▶ **What you have to do**
Could you write out every entry exactly as it stands?

━━━━━ Data

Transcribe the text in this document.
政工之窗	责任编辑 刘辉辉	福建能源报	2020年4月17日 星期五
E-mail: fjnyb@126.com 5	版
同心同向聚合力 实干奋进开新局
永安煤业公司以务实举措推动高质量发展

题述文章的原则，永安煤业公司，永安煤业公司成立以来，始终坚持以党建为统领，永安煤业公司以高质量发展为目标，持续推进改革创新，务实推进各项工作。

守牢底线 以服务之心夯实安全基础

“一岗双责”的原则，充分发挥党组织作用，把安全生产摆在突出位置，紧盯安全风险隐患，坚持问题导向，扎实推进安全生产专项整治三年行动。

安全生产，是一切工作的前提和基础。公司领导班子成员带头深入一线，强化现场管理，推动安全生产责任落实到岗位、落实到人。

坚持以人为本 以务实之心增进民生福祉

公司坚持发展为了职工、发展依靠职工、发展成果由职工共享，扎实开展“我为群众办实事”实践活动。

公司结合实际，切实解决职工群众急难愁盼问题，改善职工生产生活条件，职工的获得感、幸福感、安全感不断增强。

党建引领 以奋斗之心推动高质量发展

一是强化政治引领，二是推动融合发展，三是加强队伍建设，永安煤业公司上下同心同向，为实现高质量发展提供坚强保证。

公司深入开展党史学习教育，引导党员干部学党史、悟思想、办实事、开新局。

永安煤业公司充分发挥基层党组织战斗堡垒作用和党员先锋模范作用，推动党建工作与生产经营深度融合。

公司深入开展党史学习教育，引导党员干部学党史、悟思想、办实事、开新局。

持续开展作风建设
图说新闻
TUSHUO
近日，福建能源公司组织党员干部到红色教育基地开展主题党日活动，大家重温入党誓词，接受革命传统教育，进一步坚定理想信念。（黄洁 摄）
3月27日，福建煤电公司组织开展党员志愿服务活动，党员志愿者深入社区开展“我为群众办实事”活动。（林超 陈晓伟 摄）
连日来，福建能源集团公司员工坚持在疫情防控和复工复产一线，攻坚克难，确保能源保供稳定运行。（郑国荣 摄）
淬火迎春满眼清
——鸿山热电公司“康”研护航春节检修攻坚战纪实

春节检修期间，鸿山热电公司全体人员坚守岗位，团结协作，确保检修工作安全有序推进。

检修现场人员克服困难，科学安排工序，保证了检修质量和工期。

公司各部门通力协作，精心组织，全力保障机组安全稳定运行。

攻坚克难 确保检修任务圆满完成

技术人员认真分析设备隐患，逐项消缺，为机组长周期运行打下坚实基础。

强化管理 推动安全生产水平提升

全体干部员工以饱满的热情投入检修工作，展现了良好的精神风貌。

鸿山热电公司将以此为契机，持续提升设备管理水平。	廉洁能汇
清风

━━━━━━━━━━

▶ **Response to the task**
Transcribe the text in this document.
政工之窗	责任编辑 刘辉辉	福建能源报	2020年4月17日 星期五
E-mail: fjnyb@126.com 5	版
同心同向聚合力 实干奋进开新局
永安煤业公司以务实举措推动高质量发展

题述文章的原则，永安煤业公司，永安煤业公司成立以来，始终坚持以党建为统领，永安煤业公司以高质量发展为目标，持续推进改革创新，务实推进各项工作。

守牢底线 以服务之心夯实安全基础

“一岗双责”的原则，充分发挥党组织作用，把安全生产摆在突出位置，紧盯安全风险隐患，坚持问题导向，扎实推进安全生产专项整治三年行动。

安全生产，是一切工作的前提和基础。公司领导班子成员带头深入一线，强化现场管理，推动安全生产责任落实到岗位、落实到人。

坚持以人为本 以务实之心增进民生福祉

公司坚持发展为了职工、发展依靠职工、发展成果由职工共享，扎实开展“我为群众办实事”实践活动。

公司结合实际，切实解决职工群众急难愁盼问题，改善职工生产生活条件，职工的获得感、幸福感、安全感不断增强。

党建引领 以奋斗之心推动高质量发展

一是强化政治引领，二是推动融合发展，三是加强队伍建设，永安煤业公司上下同心同向，为实现高质量发展提供坚强保证。

公司深入开展党史学习教育，引导党员干部学党史、悟思想、办实事、开新局。

永安煤业公司充分发挥基层党组织战斗堡垒作用和党员先锋模范作用，推动党建工作与生产经营深度融合。

公司深入开展党史学习教育，引导党员干部学党史、悟思想、办实事、开新局。

持续开展作风建设
图说新闻
TUSHUO
近日，福建能源公司组织党员干部到红色教育基地开展主题党日活动，大家重温入党誓词，接受革命传统教育，进一步坚定理想信念。（黄洁 摄）
3月27日，福建煤电公司组织开展党员志愿服务活动，党员志愿者深入社区开展“我为群众办实事”活动。（林超 陈晓伟 摄）
连日来，福建能源集团公司员工坚持在疫情防控和复工复产一线，攻坚克难，确保能源保供稳定运行。（郑国荣 摄）
淬火迎春满眼清
——鸿山热电公司“康”研护航春节检修攻坚战纪实

春节检修期间，鸿山热电公司全体人员坚守岗位，团结协作，确保检修工作安全有序推进。

检修现场人员克服困难，科学安排工序，保证了检修质量和工期。

公司各部门通力协作，精心组织，全力保障机组安全稳定运行。

攻坚克难 确保检修任务圆满完成

技术人员认真分析设备隐患，逐项消缺，为机组长周期运行打下坚实基础。

强化管理 推动安全生产水平提升

全体干部员工以饱满的热情投入检修工作，展现了良好的精神风貌。

鸿山热电公司将以此为契机，持续提升设备管理水平。	廉洁能汇
清风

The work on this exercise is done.